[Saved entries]
* * *

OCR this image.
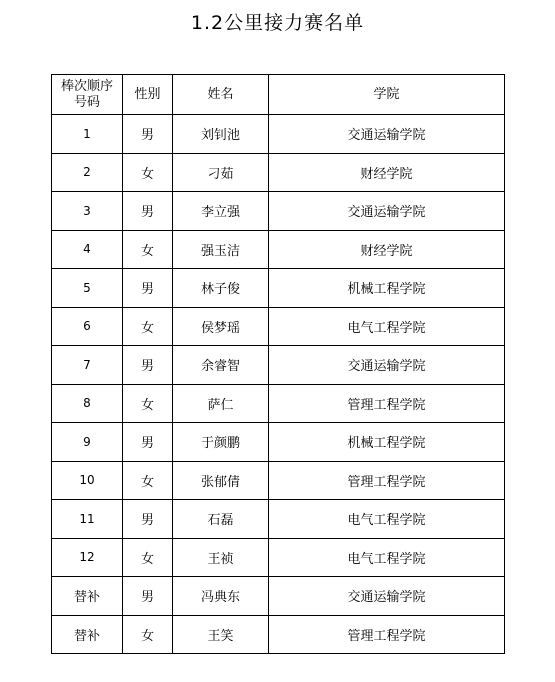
1.2公里接力赛名单
棒次顺序号码	性别	姓名	学院
1	男	刘钊池	交通运输学院
2	女	刁茹	财经学院
3	男	李立强	交通运输学院
4	女	强玉洁	财经学院
5	男	林子俊	机械工程学院
6	女	侯梦瑶	电气工程学院
7	男	余睿智	交通运输学院
8	女	萨仁	管理工程学院
9	男	于颜鹏	机械工程学院
10	女	张郁倩	管理工程学院
11	男	石磊	电气工程学院
12	女	王祯	电气工程学院
替补	男	冯典东	交通运输学院
替补	女	王笑	管理工程学院
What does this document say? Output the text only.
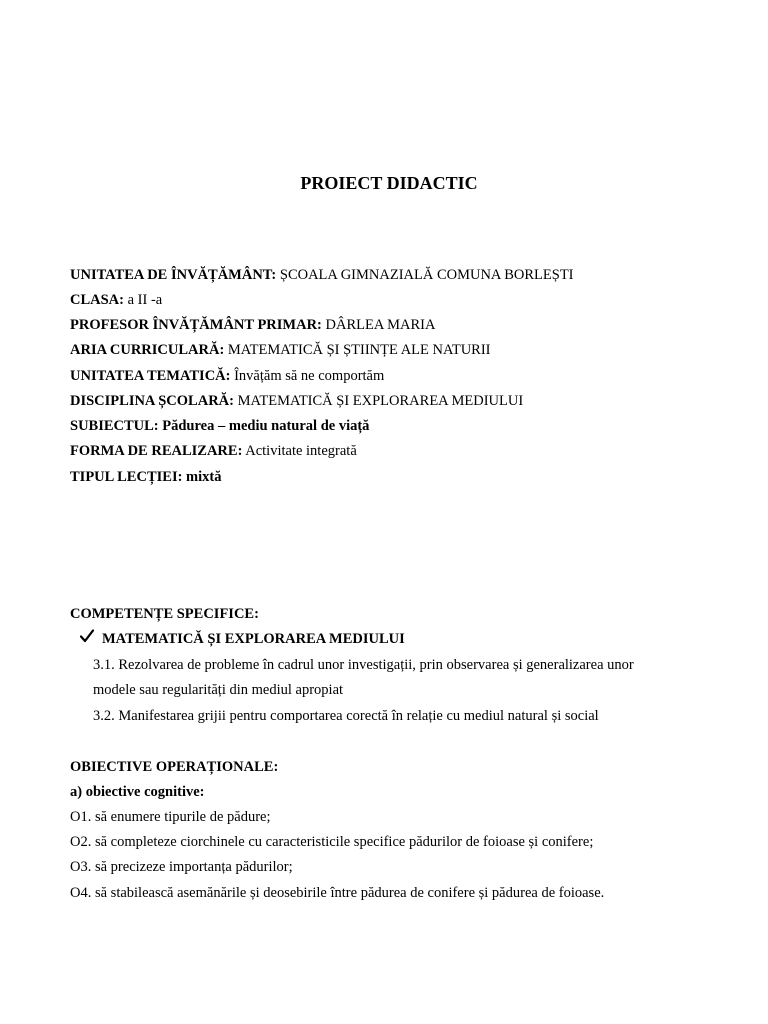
PROIECT DIDACTIC
UNITATEA DE ÎNVĂȚĂMÂNT: ȘCOALA GIMNAZIALĂ COMUNA BORLEȘTI
CLASA: a II -a
PROFESOR ÎNVĂȚĂMÂNT PRIMAR: DÂRLEA MARIA
ARIA CURRICULARĂ: MATEMATICĂ ȘI ȘTIINȚE ALE NATURII
UNITATEA TEMATICĂ: Învățăm să ne comportăm
DISCIPLINA ȘCOLARĂ: MATEMATICĂ ȘI EXPLORAREA MEDIULUI
SUBIECTUL: Pădurea – mediu natural de viață
FORMA DE REALIZARE: Activitate integrată
TIPUL LECȚIEI: mixtă
COMPETENȚE SPECIFICE:
MATEMATICĂ ȘI EXPLORAREA MEDIULUI
3.1. Rezolvarea de probleme în cadrul unor investigații, prin observarea și generalizarea unor
modele sau regularități din mediul apropiat
3.2. Manifestarea grijii pentru comportarea corectă în relație cu mediul natural și social
OBIECTIVE OPERAȚIONALE:
a) obiective cognitive:
O1. să enumere tipurile de pădure;
O2. să completeze ciorchinele cu caracteristicile specifice pădurilor de foioase și conifere;
O3. să precizeze importanța pădurilor;
O4. să stabilească asemănările și deosebirile între pădurea de conifere și pădurea de foioase.
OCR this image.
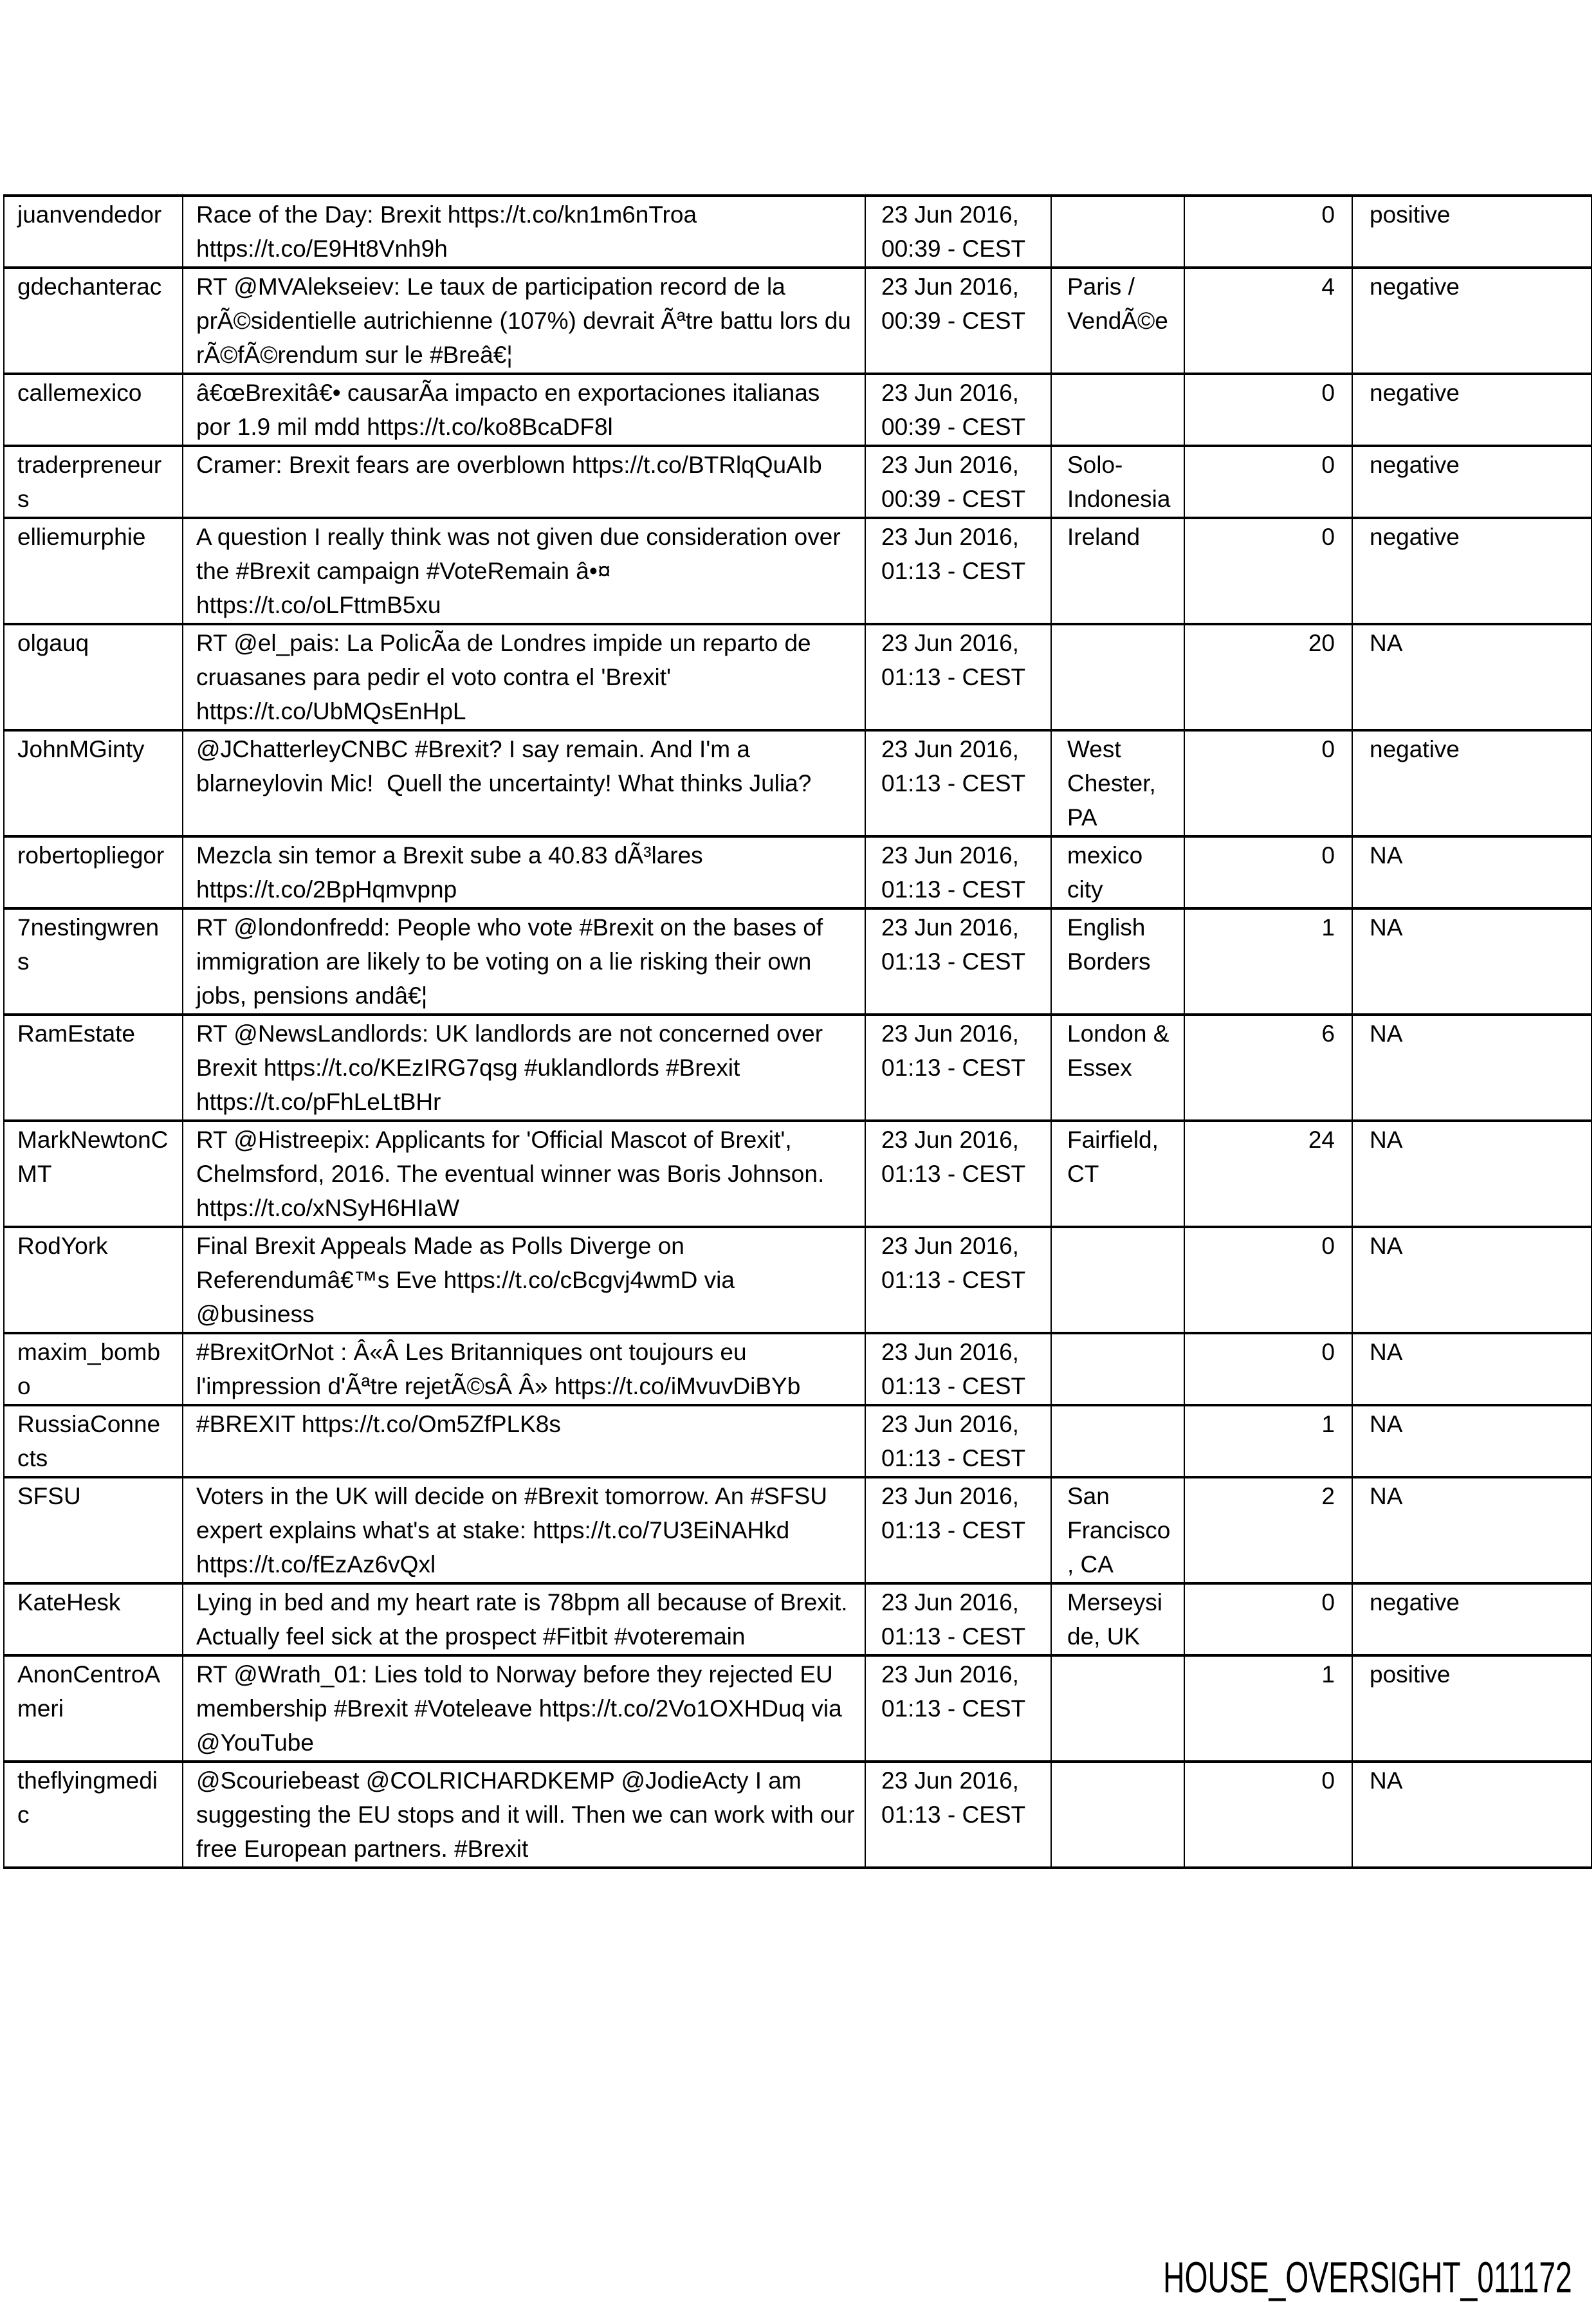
juanvendedor	Race of the Day: Brexit https://t.co/kn1m6nTroa https://t.co/E9Ht8Vnh9h	23 Jun 2016, 00:39 - CEST		0	positive
gdechanterac	RT @MVAlekseiev: Le taux de participation record de la prÃ©sidentielle autrichienne (107%) devrait Ãªtre battu lors du rÃ©fÃ©rendum sur le #Breâ€¦	23 Jun 2016, 00:39 - CEST	Paris / VendÃ©e	4	negative
callemexico	â€œBrexitâ€• causarÃa impacto en exportaciones italianas por 1.9 mil mdd https://t.co/ko8BcaDF8l	23 Jun 2016, 00:39 - CEST		0	negative
traderpreneurs	Cramer: Brexit fears are overblown https://t.co/BTRlqQuAIb	23 Jun 2016, 00:39 - CEST	Solo-Indonesia	0	negative
elliemurphie	A question I really think was not given due consideration over the #Brexit campaign #VoteRemain â•¤ https://t.co/oLFttmB5xu	23 Jun 2016, 01:13 - CEST	Ireland	0	negative
olgauq	RT @el_pais: La PolicÃa de Londres impide un reparto de cruasanes para pedir el voto contra el 'Brexit' https://t.co/UbMQsEnHpL	23 Jun 2016, 01:13 - CEST		20	NA
JohnMGinty	@JChatterleyCNBC #Brexit? I say remain. And I'm a blarneylovin Mic!  Quell the uncertainty! What thinks Julia?	23 Jun 2016, 01:13 - CEST	West Chester, PA	0	negative
robertopliegor	Mezcla sin temor a Brexit sube a 40.83 dÃ³lares https://t.co/2BpHqmvpnp	23 Jun 2016, 01:13 - CEST	mexico city	0	NA
7nestingwrens	RT @londonfredd: People who vote #Brexit on the bases of immigration are likely to be voting on a lie risking their own jobs, pensions andâ€¦	23 Jun 2016, 01:13 - CEST	English Borders	1	NA
RamEstate	RT @NewsLandlords: UK landlords are not concerned over Brexit https://t.co/KEzIRG7qsg #uklandlords #Brexit https://t.co/pFhLeLtBHr	23 Jun 2016, 01:13 - CEST	London & Essex	6	NA
MarkNewtonCMT	RT @Histreepix: Applicants for 'Official Mascot of Brexit', Chelmsford, 2016. The eventual winner was Boris Johnson. https://t.co/xNSyH6HIaW	23 Jun 2016, 01:13 - CEST	Fairfield, CT	24	NA
RodYork	Final Brexit Appeals Made as Polls Diverge on Referendumâ€™s Eve https://t.co/cBcgvj4wmD via @business	23 Jun 2016, 01:13 - CEST		0	NA
maxim_bombo	#BrexitOrNot : Â«Â Les Britanniques ont toujours eu l'impression d'Ãªtre rejetÃ©sÂ Â» https://t.co/iMvuvDiBYb	23 Jun 2016, 01:13 - CEST		0	NA
RussiaConnects	#BREXIT https://t.co/Om5ZfPLK8s	23 Jun 2016, 01:13 - CEST		1	NA
SFSU	Voters in the UK will decide on #Brexit tomorrow. An #SFSU expert explains what's at stake: https://t.co/7U3EiNAHkd https://t.co/fEzAz6vQxl	23 Jun 2016, 01:13 - CEST	San Francisco, CA	2	NA
KateHesk	Lying in bed and my heart rate is 78bpm all because of Brexit. Actually feel sick at the prospect #Fitbit #voteremain	23 Jun 2016, 01:13 - CEST	Merseyside, UK	0	negative
AnonCentroAmeri	RT @Wrath_01: Lies told to Norway before they rejected EU membership #Brexit #Voteleave https://t.co/2Vo1OXHDuq via @YouTube	23 Jun 2016, 01:13 - CEST		1	positive
theflyingmedic	@Scouriebeast @COLRICHARDKEMP @JodieActy I am suggesting the EU stops and it will. Then we can work with our free European partners. #Brexit	23 Jun 2016, 01:13 - CEST		0	NA
HOUSE_OVERSIGHT_011172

* * *

EXERCISE AIM >> Reproduce the listing word for word and omit its pictures.

WRITTEN ANSWER >>
OCR this image.
1.2公里接力赛名单
棒次顺序号码	性别	姓名	学院
1	男	刘钊池	交通运输学院
2	女	刁茹	财经学院
3	男	李立强	交通运输学院
4	女	强玉洁	财经学院
5	男	林子俊	机械工程学院
6	女	侯梦瑶	电气工程学院
7	男	余睿智	交通运输学院
8	女	萨仁	管理工程学院
9	男	于颜鹏	机械工程学院
10	女	张郁倩	管理工程学院
11	男	石磊	电气工程学院
12	女	王祯	电气工程学院
替补	男	冯典东	交通运输学院
替补	女	王笑	管理工程学院
What does this document say? Output the text only.
PROIECT DIDACTIC
UNITATEA DE ÎNVĂȚĂMÂNT: ȘCOALA GIMNAZIALĂ COMUNA BORLEȘTI
CLASA: a II -a
PROFESOR ÎNVĂȚĂMÂNT PRIMAR: DÂRLEA MARIA
ARIA CURRICULARĂ: MATEMATICĂ ȘI ȘTIINȚE ALE NATURII
UNITATEA TEMATICĂ: Învățăm să ne comportăm
DISCIPLINA ȘCOLARĂ: MATEMATICĂ ȘI EXPLORAREA MEDIULUI
SUBIECTUL: Pădurea – mediu natural de viață
FORMA DE REALIZARE: Activitate integrată
TIPUL LECȚIEI: mixtă
COMPETENȚE SPECIFICE:
MATEMATICĂ ȘI EXPLORAREA MEDIULUI
3.1. Rezolvarea de probleme în cadrul unor investigații, prin observarea și generalizarea unor
modele sau regularități din mediul apropiat
3.2. Manifestarea grijii pentru comportarea corectă în relație cu mediul natural și social
OBIECTIVE OPERAȚIONALE:
a) obiective cognitive:
O1. să enumere tipurile de pădure;
O2. să completeze ciorchinele cu caracteristicile specifice pădurilor de foioase și conifere;
O3. să precizeze importanța pădurilor;
O4. să stabilească asemănările și deosebirile între pădurea de conifere și pădurea de foioase.
OCR this image.
juanvendedor	Race of the Day: Brexit https://t.co/kn1m6nTroa https://t.co/E9Ht8Vnh9h	23 Jun 2016, 00:39 - CEST		0	positive
gdechanterac	RT @MVAlekseiev: Le taux de participation record de la prÃ©sidentielle autrichienne (107%) devrait Ãªtre battu lors du rÃ©fÃ©rendum sur le #Breâ€¦	23 Jun 2016, 00:39 - CEST	Paris / VendÃ©e	4	negative
callemexico	â€œBrexitâ€• causarÃa impacto en exportaciones italianas por 1.9 mil mdd https://t.co/ko8BcaDF8l	23 Jun 2016, 00:39 - CEST		0	negative
traderpreneurs	Cramer: Brexit fears are overblown https://t.co/BTRlqQuAIb	23 Jun 2016, 00:39 - CEST	Solo-Indonesia	0	negative
elliemurphie	A question I really think was not given due consideration over the #Brexit campaign #VoteRemain â•¤ https://t.co/oLFttmB5xu	23 Jun 2016, 01:13 - CEST	Ireland	0	negative
olgauq	RT @el_pais: La PolicÃa de Londres impide un reparto de cruasanes para pedir el voto contra el 'Brexit' https://t.co/UbMQsEnHpL	23 Jun 2016, 01:13 - CEST		20	NA
JohnMGinty	@JChatterleyCNBC #Brexit? I say remain. And I'm a blarneylovin Mic!  Quell the uncertainty! What thinks Julia?	23 Jun 2016, 01:13 - CEST	West Chester, PA	0	negative
robertopliegor	Mezcla sin temor a Brexit sube a 40.83 dÃ³lares https://t.co/2BpHqmvpnp	23 Jun 2016, 01:13 - CEST	mexico city	0	NA
7nestingwrens	RT @londonfredd: People who vote #Brexit on the bases of immigration are likely to be voting on a lie risking their own jobs, pensions andâ€¦	23 Jun 2016, 01:13 - CEST	English Borders	1	NA
RamEstate	RT @NewsLandlords: UK landlords are not concerned over Brexit https://t.co/KEzIRG7qsg #uklandlords #Brexit https://t.co/pFhLeLtBHr	23 Jun 2016, 01:13 - CEST	London & Essex	6	NA
MarkNewtonCMT	RT @Histreepix: Applicants for 'Official Mascot of Brexit', Chelmsford, 2016. The eventual winner was Boris Johnson. https://t.co/xNSyH6HIaW	23 Jun 2016, 01:13 - CEST	Fairfield, CT	24	NA
RodYork	Final Brexit Appeals Made as Polls Diverge on Referendumâ€™s Eve https://t.co/cBcgvj4wmD via @business	23 Jun 2016, 01:13 - CEST		0	NA
maxim_bombo	#BrexitOrNot : Â«Â Les Britanniques ont toujours eu l'impression d'Ãªtre rejetÃ©sÂ Â» https://t.co/iMvuvDiBYb	23 Jun 2016, 01:13 - CEST		0	NA
RussiaConnects	#BREXIT https://t.co/Om5ZfPLK8s	23 Jun 2016, 01:13 - CEST		1	NA
SFSU	Voters in the UK will decide on #Brexit tomorrow. An #SFSU expert explains what's at stake: https://t.co/7U3EiNAHkd https://t.co/fEzAz6vQxl	23 Jun 2016, 01:13 - CEST	San Francisco, CA	2	NA
KateHesk	Lying in bed and my heart rate is 78bpm all because of Brexit. Actually feel sick at the prospect #Fitbit #voteremain	23 Jun 2016, 01:13 - CEST	Merseyside, UK	0	negative
AnonCentroAmeri	RT @Wrath_01: Lies told to Norway before they rejected EU membership #Brexit #Voteleave https://t.co/2Vo1OXHDuq via @YouTube	23 Jun 2016, 01:13 - CEST		1	positive
theflyingmedic	@Scouriebeast @COLRICHARDKEMP @JodieActy I am suggesting the EU stops and it will. Then we can work with our free European partners. #Brexit	23 Jun 2016, 01:13 - CEST		0	NA
HOUSE_OVERSIGHT_011172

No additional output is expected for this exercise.